JOB: Type the records out again in full, exactly.

[Records contained in a dataset]
┄┄┄┄┄┄
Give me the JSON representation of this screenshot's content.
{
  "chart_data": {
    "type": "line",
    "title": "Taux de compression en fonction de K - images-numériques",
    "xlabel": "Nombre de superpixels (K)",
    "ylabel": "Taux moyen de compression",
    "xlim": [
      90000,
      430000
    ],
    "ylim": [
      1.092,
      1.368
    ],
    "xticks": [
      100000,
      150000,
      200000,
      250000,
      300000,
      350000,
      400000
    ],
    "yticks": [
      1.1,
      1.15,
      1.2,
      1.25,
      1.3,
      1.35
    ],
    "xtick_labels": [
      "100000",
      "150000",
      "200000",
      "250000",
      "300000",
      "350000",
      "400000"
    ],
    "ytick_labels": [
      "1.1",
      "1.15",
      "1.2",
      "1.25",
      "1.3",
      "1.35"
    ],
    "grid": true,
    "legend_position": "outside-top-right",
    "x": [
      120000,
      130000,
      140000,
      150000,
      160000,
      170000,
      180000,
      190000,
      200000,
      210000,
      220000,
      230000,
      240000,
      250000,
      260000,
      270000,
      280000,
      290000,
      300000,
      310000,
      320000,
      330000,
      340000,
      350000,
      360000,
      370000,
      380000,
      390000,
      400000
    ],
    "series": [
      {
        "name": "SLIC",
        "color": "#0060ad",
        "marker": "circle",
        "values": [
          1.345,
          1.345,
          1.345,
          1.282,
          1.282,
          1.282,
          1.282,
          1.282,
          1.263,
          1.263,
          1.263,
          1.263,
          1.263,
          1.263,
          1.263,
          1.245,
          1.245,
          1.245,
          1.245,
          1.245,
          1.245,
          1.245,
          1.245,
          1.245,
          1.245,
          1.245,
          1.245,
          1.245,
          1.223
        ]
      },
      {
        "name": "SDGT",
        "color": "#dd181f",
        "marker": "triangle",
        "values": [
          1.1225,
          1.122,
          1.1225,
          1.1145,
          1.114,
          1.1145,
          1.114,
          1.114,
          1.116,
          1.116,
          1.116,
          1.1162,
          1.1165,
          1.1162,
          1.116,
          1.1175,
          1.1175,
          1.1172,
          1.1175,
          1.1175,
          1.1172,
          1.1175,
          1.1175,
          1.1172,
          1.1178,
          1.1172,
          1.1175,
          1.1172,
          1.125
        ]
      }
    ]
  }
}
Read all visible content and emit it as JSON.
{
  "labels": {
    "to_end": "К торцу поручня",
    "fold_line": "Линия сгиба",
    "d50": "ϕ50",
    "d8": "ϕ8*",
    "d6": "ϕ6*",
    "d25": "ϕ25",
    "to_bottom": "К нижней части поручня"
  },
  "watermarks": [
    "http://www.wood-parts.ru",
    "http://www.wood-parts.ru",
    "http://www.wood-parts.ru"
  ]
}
┄┄┄┄┄┄
PROBLEM SOLUTION:
Give me the JSON representation of this screenshot's content.
{
  "chart_data": {
    "type": "line",
    "title": "Taux de compression en fonction de K - images-numériques",
    "xlabel": "Nombre de superpixels (K)",
    "ylabel": "Taux moyen de compression",
    "xlim": [
      90000,
      430000
    ],
    "ylim": [
      1.092,
      1.368
    ],
    "xticks": [
      100000,
      150000,
      200000,
      250000,
      300000,
      350000,
      400000
    ],
    "yticks": [
      1.1,
      1.15,
      1.2,
      1.25,
      1.3,
      1.35
    ],
    "xtick_labels": [
      "100000",
      "150000",
      "200000",
      "250000",
      "300000",
      "350000",
      "400000"
    ],
    "ytick_labels": [
      "1.1",
      "1.15",
      "1.2",
      "1.25",
      "1.3",
      "1.35"
    ],
    "grid": true,
    "legend_position": "outside-top-right",
    "x": [
      120000,
      130000,
      140000,
      150000,
      160000,
      170000,
      180000,
      190000,
      200000,
      210000,
      220000,
      230000,
      240000,
      250000,
      260000,
      270000,
      280000,
      290000,
      300000,
      310000,
      320000,
      330000,
      340000,
      350000,
      360000,
      370000,
      380000,
      390000,
      400000
    ],
    "series": [
      {
        "name": "SLIC",
        "color": "#0060ad",
        "marker": "circle",
        "values": [
          1.345,
          1.345,
          1.345,
          1.282,
          1.282,
          1.282,
          1.282,
          1.282,
          1.263,
          1.263,
          1.263,
          1.263,
          1.263,
          1.263,
          1.263,
          1.245,
          1.245,
          1.245,
          1.245,
          1.245,
          1.245,
          1.245,
          1.245,
          1.245,
          1.245,
          1.245,
          1.245,
          1.245,
          1.223
        ]
      },
      {
        "name": "SDGT",
        "color": "#dd181f",
        "marker": "triangle",
        "values": [
          1.1225,
          1.122,
          1.1225,
          1.1145,
          1.114,
          1.1145,
          1.114,
          1.114,
          1.116,
          1.116,
          1.116,
          1.1162,
          1.1165,
          1.1162,
          1.116,
          1.1175,
          1.1175,
          1.1172,
          1.1175,
          1.1175,
          1.1172,
          1.1175,
          1.1175,
          1.1172,
          1.1178,
          1.1172,
          1.1175,
          1.1172,
          1.125
        ]
      }
    ]
  }
}
Read all visible content and emit it as JSON.
{
  "labels": {
    "to_end": "К торцу поручня",
    "fold_line": "Линия сгиба",
    "d50": "ϕ50",
    "d8": "ϕ8*",
    "d6": "ϕ6*",
    "d25": "ϕ25",
    "to_bottom": "К нижней части поручня"
  },
  "watermarks": [
    "http://www.wood-parts.ru",
    "http://www.wood-parts.ru",
    "http://www.wood-parts.ru"
  ]
}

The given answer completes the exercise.